• _REQUEST_:
Leave every picture out and write out the records below exactly.

• _EXERCISE DATA_:
::::::::

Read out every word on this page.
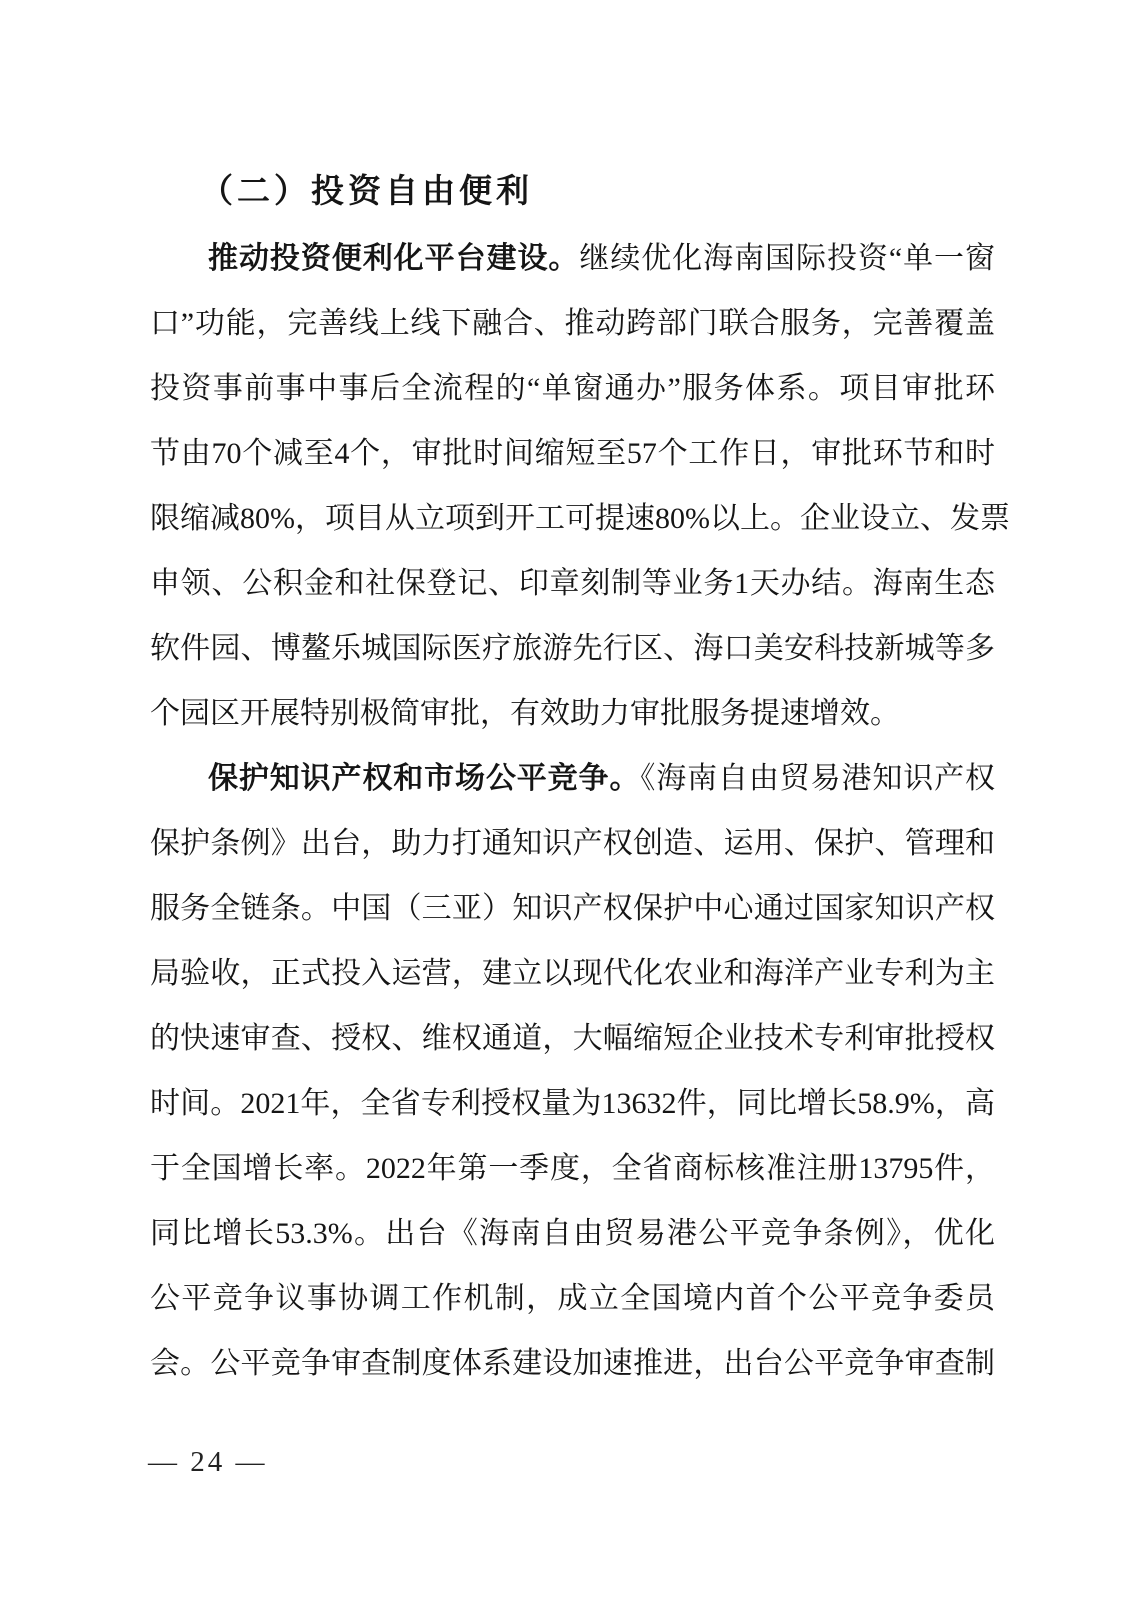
（二）投资自由便利
推动投资便利化平台建设。继续优化海南国际投资“单一窗
口”功能，完善线上线下融合、推动跨部门联合服务，完善覆盖
投资事前事中事后全流程的“单窗通办”服务体系。项目审批环
节由70个减至4个，审批时间缩短至57个工作日，审批环节和时
限缩减80%，项目从立项到开工可提速80%以上。企业设立、发票
申领、公积金和社保登记、印章刻制等业务1天办结。海南生态
软件园、博鳌乐城国际医疗旅游先行区、海口美安科技新城等多
个园区开展特别极简审批，有效助力审批服务提速增效。
保护知识产权和市场公平竞争。《海南自由贸易港知识产权
保护条例》出台，助力打通知识产权创造、运用、保护、管理和
服务全链条。中国（三亚）知识产权保护中心通过国家知识产权
局验收，正式投入运营，建立以现代化农业和海洋产业专利为主
的快速审查、授权、维权通道，大幅缩短企业技术专利审批授权
时间。2021年，全省专利授权量为13632件，同比增长58.9%，高
于全国增长率。2022年第一季度，全省商标核准注册13795件，
同比增长53.3%。出台《海南自由贸易港公平竞争条例》，优化
公平竞争议事协调工作机制，成立全国境内首个公平竞争委员
会。公平竞争审查制度体系建设加速推进，出台公平竞争审查制
— 24 —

::::::::

• _OUTPUT OF THE TASK_:
Read out every word on this page.
（二）投资自由便利
推动投资便利化平台建设。继续优化海南国际投资“单一窗
口”功能，完善线上线下融合、推动跨部门联合服务，完善覆盖
投资事前事中事后全流程的“单窗通办”服务体系。项目审批环
节由70个减至4个，审批时间缩短至57个工作日，审批环节和时
限缩减80%，项目从立项到开工可提速80%以上。企业设立、发票
申领、公积金和社保登记、印章刻制等业务1天办结。海南生态
软件园、博鳌乐城国际医疗旅游先行区、海口美安科技新城等多
个园区开展特别极简审批，有效助力审批服务提速增效。
保护知识产权和市场公平竞争。《海南自由贸易港知识产权
保护条例》出台，助力打通知识产权创造、运用、保护、管理和
服务全链条。中国（三亚）知识产权保护中心通过国家知识产权
局验收，正式投入运营，建立以现代化农业和海洋产业专利为主
的快速审查、授权、维权通道，大幅缩短企业技术专利审批授权
时间。2021年，全省专利授权量为13632件，同比增长58.9%，高
于全国增长率。2022年第一季度，全省商标核准注册13795件，
同比增长53.3%。出台《海南自由贸易港公平竞争条例》，优化
公平竞争议事协调工作机制，成立全国境内首个公平竞争委员
会。公平竞争审查制度体系建设加速推进，出台公平竞争审查制
— 24 —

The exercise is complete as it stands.